** REQUIRED ACTION **
Report each line of the material below where the word "patients" can be found.

** RAW DATA **
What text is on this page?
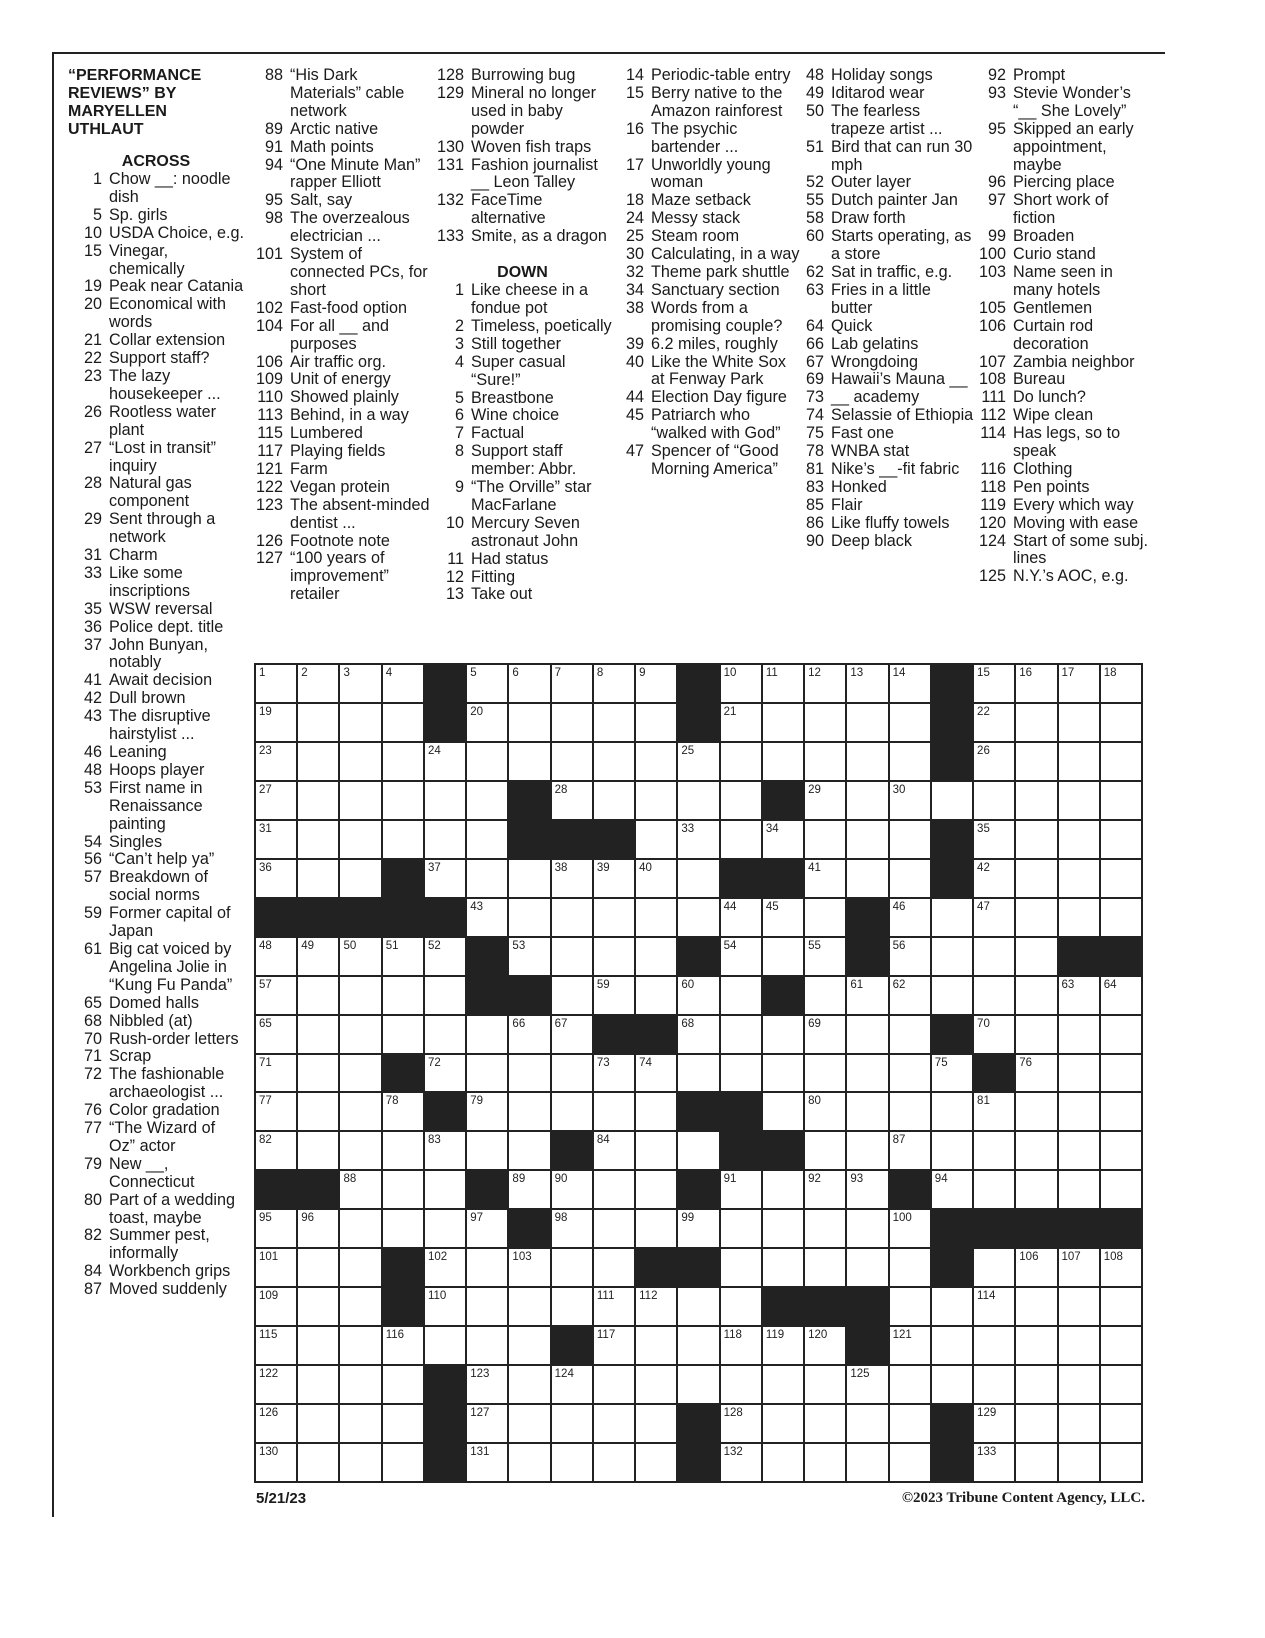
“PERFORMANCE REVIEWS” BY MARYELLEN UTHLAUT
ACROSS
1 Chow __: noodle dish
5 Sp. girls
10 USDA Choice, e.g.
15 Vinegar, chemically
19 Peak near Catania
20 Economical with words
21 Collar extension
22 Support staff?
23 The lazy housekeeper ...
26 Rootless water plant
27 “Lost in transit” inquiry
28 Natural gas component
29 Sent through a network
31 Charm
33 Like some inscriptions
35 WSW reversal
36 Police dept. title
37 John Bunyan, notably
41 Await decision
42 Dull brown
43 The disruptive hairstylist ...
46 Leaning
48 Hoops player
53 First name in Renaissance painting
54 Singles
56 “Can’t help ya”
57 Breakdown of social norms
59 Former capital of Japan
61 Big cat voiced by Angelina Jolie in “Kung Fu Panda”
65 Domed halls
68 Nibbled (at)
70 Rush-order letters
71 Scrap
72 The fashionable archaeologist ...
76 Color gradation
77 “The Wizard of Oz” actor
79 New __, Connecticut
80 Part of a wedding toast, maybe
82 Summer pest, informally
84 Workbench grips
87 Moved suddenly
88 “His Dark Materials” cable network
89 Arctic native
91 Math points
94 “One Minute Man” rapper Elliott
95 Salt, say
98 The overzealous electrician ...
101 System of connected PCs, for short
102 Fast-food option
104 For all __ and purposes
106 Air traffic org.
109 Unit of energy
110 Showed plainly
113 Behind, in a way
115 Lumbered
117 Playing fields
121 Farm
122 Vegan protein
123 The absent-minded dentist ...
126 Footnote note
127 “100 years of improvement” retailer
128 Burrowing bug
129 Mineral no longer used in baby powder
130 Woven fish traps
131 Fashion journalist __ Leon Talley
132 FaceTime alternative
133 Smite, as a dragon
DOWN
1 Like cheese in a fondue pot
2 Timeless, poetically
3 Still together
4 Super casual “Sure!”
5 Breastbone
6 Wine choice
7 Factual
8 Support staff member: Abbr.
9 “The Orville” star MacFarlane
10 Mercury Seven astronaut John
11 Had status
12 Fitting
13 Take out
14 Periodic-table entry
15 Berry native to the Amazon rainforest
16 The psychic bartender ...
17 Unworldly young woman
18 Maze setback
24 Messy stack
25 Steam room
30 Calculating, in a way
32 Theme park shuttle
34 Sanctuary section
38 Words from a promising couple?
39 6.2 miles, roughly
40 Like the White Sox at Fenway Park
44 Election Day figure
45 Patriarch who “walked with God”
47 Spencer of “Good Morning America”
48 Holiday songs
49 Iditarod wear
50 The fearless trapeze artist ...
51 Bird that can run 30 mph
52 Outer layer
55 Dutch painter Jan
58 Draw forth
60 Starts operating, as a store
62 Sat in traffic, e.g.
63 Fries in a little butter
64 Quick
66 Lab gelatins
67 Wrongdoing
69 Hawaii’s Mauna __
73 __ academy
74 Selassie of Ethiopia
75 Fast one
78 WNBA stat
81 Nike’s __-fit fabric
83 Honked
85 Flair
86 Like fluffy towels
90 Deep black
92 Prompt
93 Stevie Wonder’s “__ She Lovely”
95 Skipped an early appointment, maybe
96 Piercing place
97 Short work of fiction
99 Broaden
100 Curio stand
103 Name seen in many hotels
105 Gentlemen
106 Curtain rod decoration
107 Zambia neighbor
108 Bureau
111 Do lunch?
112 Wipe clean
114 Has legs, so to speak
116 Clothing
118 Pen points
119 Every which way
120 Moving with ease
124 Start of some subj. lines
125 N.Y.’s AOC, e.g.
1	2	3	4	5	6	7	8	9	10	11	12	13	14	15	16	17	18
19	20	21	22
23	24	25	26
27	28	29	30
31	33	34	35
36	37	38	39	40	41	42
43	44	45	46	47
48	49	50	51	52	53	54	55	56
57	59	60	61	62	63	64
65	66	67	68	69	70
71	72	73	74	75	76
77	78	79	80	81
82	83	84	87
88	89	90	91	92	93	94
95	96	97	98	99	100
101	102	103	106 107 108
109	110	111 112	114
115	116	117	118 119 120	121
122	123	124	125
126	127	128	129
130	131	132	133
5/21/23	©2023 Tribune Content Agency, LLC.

...

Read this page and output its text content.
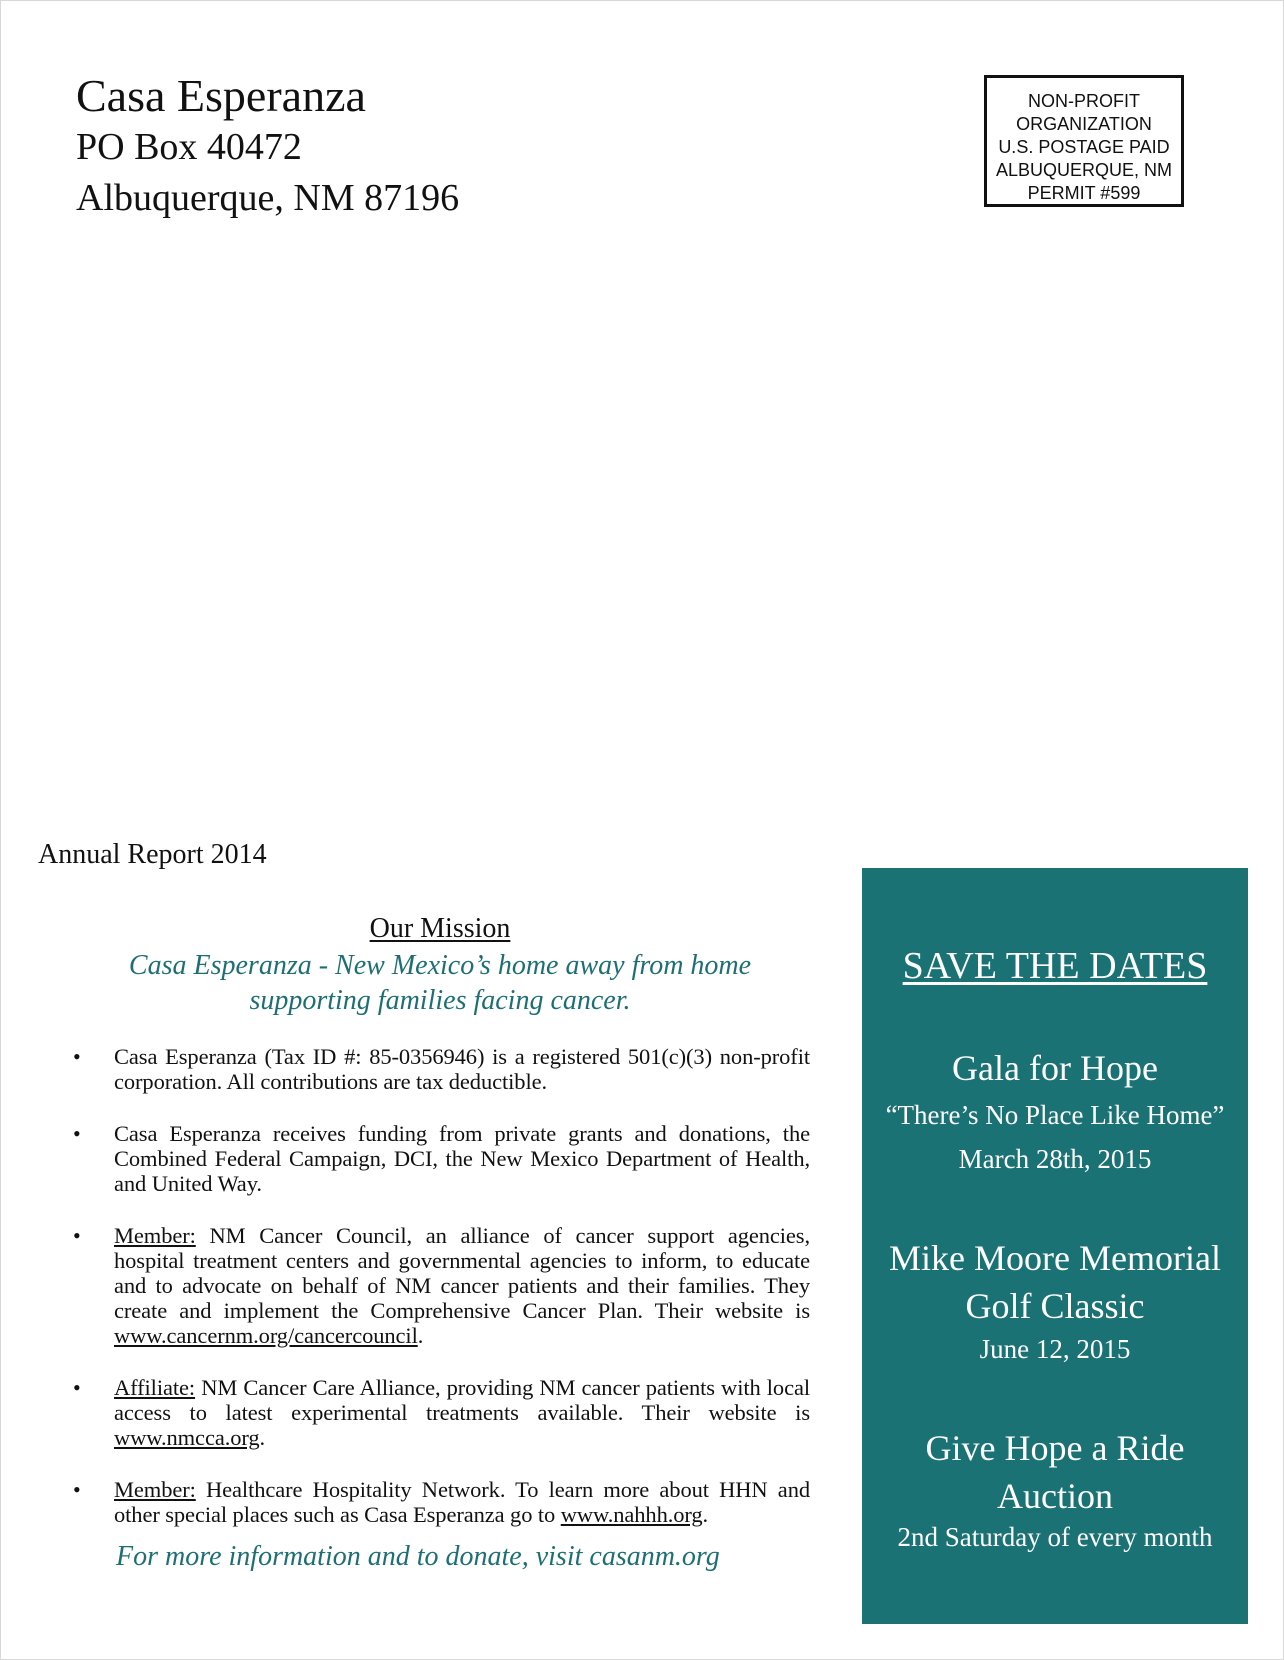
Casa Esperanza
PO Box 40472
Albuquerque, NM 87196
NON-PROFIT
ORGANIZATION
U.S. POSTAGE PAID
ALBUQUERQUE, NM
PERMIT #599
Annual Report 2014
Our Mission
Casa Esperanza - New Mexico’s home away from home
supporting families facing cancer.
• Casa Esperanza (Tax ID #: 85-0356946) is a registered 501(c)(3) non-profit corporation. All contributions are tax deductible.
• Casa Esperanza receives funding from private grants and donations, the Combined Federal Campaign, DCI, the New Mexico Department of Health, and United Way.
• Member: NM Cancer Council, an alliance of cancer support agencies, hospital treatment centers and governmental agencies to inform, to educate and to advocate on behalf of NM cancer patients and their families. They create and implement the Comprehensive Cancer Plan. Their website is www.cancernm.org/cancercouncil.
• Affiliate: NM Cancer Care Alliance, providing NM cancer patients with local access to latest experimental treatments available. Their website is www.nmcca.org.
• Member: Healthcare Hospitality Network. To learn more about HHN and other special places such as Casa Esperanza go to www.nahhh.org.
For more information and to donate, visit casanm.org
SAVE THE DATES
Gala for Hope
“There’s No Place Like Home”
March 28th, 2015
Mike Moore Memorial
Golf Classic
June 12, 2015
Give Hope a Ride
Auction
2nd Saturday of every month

** COMPLETED EXERCISE **
• Member: NM Cancer Council, an alliance of cancer support agencies, hospital treatment centers and governmental agencies to inform, to educate and to advocate on behalf of NM cancer patients and their families. They create and implement the Comprehensive Cancer Plan. Their website is www.cancernm.org/cancercouncil.
• Affiliate: NM Cancer Care Alliance, providing NM cancer patients with local access to latest experimental treatments available. Their website is www.nmcca.org.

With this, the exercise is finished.